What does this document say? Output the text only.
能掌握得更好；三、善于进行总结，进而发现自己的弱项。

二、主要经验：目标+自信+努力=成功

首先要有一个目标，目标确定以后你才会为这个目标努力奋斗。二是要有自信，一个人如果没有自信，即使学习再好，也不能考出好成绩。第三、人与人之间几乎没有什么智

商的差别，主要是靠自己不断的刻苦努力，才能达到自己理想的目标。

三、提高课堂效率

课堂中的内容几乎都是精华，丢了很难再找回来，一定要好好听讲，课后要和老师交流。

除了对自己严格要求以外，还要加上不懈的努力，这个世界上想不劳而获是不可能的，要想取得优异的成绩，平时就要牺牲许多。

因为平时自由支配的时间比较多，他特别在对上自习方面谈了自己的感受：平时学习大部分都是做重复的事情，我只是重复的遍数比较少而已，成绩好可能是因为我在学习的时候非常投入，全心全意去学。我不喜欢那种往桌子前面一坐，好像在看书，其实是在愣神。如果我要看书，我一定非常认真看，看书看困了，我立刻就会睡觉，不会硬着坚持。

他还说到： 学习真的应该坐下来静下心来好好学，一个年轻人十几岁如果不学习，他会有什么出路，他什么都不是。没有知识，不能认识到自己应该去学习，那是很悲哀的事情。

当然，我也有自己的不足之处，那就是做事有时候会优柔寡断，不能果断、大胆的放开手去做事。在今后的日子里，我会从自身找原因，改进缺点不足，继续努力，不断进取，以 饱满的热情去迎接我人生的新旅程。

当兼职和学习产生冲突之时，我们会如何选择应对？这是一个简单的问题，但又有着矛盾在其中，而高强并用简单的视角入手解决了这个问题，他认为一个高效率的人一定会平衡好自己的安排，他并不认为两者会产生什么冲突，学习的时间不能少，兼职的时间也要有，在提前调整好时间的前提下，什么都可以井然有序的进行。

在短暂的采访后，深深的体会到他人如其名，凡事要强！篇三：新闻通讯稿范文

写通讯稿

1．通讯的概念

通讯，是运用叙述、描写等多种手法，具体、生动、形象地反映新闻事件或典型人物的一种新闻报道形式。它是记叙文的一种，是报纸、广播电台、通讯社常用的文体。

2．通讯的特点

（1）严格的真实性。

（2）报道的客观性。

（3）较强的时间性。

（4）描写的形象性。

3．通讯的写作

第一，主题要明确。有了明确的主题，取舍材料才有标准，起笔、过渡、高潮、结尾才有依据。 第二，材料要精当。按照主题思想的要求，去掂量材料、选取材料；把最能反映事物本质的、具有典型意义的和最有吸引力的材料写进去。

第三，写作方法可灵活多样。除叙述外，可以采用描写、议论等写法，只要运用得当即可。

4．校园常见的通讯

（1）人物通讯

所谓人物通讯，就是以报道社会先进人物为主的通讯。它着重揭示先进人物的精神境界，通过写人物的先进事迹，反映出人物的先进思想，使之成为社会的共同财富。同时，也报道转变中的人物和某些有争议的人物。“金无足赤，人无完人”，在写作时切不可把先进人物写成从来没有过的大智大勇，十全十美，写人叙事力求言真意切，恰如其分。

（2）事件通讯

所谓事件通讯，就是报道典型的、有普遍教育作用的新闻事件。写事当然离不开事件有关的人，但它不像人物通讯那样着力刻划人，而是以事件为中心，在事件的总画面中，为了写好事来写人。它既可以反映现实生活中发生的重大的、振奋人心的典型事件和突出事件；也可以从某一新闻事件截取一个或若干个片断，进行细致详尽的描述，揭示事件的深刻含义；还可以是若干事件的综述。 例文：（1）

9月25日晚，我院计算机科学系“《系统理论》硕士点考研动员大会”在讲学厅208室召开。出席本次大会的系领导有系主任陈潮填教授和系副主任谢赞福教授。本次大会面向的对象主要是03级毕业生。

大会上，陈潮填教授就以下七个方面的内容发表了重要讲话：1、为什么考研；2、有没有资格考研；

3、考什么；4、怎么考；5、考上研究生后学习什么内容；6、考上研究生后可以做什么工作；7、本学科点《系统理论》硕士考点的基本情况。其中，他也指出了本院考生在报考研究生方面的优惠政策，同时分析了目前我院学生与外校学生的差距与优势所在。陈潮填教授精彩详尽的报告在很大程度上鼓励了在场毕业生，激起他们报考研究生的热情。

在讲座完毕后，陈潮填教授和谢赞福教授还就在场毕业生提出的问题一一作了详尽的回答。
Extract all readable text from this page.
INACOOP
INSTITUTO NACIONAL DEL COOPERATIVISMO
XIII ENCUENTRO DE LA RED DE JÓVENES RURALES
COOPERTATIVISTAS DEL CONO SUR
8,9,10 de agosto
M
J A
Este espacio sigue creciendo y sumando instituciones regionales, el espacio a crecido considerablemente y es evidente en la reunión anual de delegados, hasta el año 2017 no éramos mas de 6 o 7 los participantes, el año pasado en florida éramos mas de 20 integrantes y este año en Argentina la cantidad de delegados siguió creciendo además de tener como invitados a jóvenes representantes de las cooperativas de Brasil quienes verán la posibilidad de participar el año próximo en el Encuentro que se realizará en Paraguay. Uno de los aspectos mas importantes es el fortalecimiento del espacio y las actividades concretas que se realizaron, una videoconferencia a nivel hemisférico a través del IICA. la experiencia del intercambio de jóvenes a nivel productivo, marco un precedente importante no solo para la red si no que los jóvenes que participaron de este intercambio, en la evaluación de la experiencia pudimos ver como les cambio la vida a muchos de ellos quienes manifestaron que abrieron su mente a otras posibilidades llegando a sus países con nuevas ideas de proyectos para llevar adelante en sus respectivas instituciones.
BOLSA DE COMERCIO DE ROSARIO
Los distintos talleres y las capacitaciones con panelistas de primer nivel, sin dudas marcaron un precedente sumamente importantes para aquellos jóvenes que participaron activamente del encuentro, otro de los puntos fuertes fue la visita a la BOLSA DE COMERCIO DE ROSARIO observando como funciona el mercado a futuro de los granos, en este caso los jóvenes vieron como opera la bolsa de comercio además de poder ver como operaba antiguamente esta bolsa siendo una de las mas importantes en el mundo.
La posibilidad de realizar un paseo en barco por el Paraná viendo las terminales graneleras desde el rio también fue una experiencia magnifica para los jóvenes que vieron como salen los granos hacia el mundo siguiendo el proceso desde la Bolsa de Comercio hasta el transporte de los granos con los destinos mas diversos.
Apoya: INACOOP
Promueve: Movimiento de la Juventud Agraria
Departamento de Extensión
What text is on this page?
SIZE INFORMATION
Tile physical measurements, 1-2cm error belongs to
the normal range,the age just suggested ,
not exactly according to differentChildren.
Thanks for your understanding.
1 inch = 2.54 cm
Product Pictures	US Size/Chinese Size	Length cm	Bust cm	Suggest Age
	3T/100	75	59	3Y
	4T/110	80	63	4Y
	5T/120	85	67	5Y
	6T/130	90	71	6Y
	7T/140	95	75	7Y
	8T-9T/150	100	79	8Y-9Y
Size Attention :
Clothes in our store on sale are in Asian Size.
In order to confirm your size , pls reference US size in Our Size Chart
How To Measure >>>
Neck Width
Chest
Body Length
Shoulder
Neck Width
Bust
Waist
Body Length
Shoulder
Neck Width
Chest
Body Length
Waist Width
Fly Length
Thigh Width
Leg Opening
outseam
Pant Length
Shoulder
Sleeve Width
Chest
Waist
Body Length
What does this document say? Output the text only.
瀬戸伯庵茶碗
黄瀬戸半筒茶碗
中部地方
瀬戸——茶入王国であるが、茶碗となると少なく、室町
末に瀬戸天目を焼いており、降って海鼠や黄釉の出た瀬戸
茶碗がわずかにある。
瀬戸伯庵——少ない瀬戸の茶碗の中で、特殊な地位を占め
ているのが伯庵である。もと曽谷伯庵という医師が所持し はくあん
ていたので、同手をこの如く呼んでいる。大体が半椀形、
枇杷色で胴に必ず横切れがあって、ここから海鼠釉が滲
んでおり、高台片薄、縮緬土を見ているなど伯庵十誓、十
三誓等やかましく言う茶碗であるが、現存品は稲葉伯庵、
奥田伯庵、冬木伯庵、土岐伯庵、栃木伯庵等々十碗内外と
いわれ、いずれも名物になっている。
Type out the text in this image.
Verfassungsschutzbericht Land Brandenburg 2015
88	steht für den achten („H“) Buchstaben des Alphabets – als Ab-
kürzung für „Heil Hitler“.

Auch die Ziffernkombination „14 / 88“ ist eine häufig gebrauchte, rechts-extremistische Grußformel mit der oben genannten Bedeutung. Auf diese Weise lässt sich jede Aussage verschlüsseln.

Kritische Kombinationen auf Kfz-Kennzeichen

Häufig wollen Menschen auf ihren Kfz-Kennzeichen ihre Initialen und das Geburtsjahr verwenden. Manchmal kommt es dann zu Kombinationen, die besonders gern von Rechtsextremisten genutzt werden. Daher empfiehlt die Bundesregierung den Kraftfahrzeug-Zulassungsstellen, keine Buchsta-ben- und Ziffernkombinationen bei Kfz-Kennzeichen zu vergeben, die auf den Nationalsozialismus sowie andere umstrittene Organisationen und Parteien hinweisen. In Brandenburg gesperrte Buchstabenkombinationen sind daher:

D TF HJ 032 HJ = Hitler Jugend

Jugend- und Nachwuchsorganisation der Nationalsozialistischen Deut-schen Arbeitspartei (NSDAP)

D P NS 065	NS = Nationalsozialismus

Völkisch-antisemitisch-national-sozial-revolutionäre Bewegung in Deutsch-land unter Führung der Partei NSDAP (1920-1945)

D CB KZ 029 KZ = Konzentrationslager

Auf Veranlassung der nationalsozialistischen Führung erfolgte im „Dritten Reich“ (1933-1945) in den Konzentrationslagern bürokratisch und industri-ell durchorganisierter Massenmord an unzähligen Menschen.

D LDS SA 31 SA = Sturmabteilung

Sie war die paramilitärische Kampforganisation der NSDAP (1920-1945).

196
● ● ● ● ● ● ●
▶ [EXERCISE]: Tell how many lines include "your". The number is the whole answer.

▶ [RESPONSE TO THE EXERCISE]: 2